## SET PROBLEM
Copy every line from the material below that holds "color".

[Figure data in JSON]
- - -

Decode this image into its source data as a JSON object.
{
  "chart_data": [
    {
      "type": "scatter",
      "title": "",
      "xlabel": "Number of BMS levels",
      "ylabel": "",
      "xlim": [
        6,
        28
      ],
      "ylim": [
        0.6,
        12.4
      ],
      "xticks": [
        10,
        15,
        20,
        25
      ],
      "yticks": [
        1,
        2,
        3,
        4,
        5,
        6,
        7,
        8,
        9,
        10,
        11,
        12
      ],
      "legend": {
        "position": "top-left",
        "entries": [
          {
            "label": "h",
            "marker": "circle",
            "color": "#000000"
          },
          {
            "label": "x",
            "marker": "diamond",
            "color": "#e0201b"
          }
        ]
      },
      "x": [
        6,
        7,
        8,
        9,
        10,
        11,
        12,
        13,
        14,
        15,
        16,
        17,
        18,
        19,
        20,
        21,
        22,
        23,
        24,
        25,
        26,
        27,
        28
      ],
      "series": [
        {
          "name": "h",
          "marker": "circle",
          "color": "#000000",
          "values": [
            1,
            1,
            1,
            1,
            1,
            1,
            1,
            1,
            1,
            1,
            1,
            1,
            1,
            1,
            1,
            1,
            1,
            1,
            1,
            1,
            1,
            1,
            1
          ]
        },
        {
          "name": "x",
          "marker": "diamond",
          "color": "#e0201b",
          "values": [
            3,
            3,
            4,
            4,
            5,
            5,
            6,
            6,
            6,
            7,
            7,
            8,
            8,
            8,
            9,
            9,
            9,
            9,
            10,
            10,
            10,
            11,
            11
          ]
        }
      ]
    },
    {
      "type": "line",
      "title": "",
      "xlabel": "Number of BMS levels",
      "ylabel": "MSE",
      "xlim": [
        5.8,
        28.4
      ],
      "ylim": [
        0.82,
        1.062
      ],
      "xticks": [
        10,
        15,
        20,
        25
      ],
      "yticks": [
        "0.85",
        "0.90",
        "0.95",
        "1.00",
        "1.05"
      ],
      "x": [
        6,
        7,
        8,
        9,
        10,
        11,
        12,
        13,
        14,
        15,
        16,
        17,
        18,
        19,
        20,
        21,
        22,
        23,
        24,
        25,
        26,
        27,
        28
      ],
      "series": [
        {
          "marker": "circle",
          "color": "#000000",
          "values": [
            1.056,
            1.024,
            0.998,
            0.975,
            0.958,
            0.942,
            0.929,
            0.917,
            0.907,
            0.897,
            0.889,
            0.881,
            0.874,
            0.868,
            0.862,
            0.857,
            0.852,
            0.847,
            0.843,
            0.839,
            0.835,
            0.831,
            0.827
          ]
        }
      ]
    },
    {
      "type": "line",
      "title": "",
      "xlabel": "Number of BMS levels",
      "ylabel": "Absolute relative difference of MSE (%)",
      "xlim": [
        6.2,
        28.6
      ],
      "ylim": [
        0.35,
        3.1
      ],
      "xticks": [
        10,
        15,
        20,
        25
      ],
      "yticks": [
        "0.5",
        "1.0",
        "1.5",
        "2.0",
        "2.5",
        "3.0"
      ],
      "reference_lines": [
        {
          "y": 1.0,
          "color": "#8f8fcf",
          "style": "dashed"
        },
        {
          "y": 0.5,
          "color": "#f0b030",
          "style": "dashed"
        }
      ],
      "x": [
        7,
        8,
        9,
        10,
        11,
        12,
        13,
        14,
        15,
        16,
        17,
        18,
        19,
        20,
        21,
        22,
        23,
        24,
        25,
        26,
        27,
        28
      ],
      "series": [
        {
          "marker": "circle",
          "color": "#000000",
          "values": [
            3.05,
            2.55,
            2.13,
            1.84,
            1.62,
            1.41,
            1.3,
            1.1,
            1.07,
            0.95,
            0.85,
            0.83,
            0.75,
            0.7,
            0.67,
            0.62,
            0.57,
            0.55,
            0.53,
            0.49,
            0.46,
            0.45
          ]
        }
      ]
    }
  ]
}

- - -

## RESPONSE TO THIS EXERCISE
            "color": "#000000"
            "color": "#e0201b"
          "color": "#000000",
          "color": "#e0201b",
          "color": "#000000",
          "color": "#8f8fcf",
          "color": "#f0b030",
          "color": "#000000",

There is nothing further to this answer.